What you will do | State the number of lines where "name" appears. Add nothing else.

— start of Records supplied —

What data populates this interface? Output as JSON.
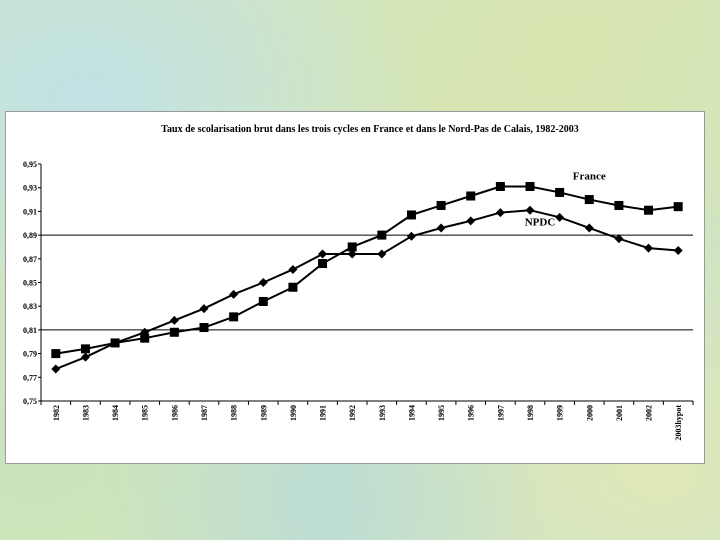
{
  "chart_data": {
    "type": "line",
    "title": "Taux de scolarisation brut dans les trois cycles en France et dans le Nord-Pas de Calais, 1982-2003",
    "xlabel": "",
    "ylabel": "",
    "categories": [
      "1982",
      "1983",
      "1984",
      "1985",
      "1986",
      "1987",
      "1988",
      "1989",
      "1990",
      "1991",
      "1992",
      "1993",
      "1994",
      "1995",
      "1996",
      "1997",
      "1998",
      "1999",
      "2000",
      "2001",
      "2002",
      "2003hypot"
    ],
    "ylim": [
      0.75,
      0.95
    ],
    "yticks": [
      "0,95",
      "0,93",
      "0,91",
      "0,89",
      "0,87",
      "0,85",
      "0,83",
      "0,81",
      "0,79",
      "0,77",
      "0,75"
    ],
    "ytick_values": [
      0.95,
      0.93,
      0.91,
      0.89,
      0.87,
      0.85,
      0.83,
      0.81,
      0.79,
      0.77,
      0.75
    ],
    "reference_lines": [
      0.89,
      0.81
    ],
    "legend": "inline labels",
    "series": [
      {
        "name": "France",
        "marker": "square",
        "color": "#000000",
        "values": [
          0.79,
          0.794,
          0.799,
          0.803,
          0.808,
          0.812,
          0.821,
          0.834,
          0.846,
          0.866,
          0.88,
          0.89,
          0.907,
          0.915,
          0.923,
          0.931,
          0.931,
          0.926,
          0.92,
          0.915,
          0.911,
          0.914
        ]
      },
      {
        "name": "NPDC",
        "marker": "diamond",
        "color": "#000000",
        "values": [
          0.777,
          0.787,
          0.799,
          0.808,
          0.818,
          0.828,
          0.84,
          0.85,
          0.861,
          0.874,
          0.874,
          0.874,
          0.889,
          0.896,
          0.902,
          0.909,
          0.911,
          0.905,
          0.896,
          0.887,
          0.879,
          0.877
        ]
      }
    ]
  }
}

— end of Records supplied —
— start of Records supplied —

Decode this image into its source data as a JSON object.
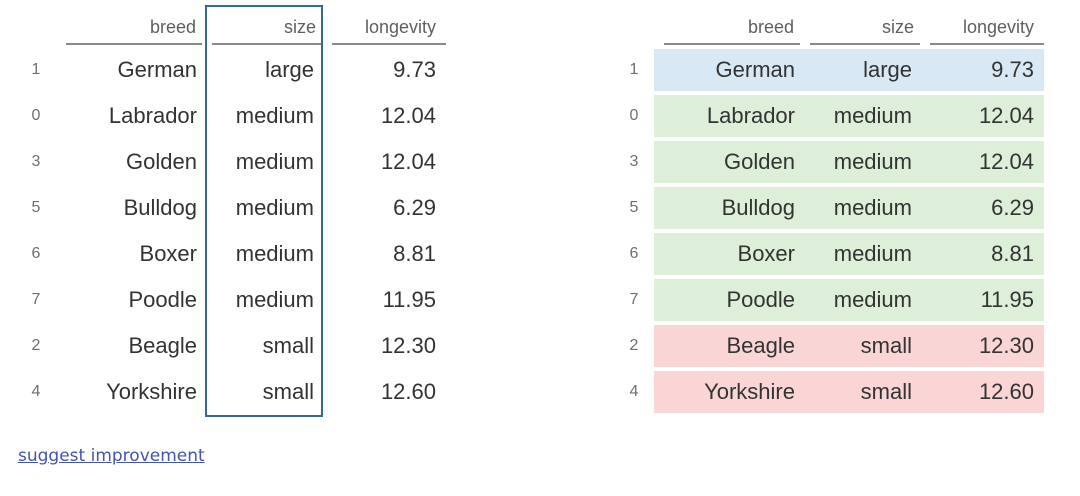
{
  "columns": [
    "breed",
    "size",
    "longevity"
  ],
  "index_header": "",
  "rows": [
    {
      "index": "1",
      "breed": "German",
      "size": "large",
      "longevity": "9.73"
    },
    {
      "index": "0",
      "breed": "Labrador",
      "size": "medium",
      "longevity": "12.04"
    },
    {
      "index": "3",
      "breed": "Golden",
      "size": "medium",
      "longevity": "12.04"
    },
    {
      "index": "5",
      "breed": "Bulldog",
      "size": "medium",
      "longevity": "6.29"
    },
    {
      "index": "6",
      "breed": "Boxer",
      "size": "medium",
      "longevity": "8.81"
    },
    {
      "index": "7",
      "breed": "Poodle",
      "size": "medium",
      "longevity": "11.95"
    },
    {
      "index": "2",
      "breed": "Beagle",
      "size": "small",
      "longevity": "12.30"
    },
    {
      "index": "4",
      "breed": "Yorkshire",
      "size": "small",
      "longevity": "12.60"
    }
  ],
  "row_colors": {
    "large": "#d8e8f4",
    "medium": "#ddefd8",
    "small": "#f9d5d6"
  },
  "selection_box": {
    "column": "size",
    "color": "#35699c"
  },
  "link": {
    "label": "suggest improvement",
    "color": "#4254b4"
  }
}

— end of Records supplied —
— start of Records supplied —

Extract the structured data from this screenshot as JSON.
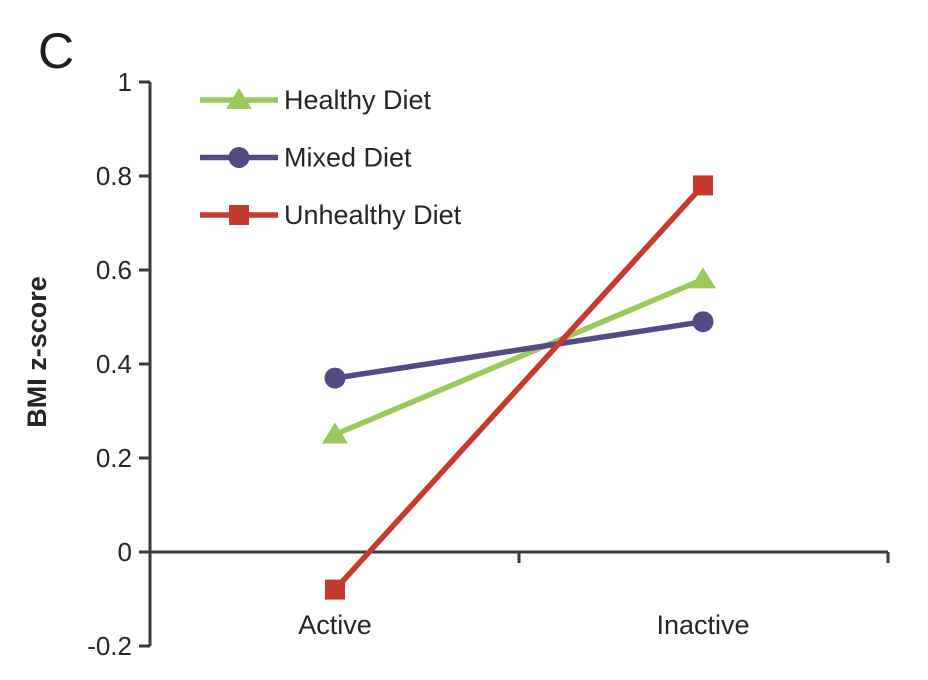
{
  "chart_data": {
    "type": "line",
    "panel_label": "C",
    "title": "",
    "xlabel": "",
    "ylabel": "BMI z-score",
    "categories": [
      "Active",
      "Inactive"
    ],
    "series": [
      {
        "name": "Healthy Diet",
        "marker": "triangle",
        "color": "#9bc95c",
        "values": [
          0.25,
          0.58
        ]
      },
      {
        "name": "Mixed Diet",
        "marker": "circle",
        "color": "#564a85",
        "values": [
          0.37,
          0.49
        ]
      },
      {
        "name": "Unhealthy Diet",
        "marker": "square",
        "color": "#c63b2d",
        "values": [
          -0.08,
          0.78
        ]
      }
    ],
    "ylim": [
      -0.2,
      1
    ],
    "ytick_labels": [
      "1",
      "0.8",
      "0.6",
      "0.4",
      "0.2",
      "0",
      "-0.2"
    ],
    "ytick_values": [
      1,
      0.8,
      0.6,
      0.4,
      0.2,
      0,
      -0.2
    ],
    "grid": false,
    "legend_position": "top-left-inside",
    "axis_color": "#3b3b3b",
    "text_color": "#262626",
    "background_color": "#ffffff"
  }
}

— end of Records supplied —

Response | 5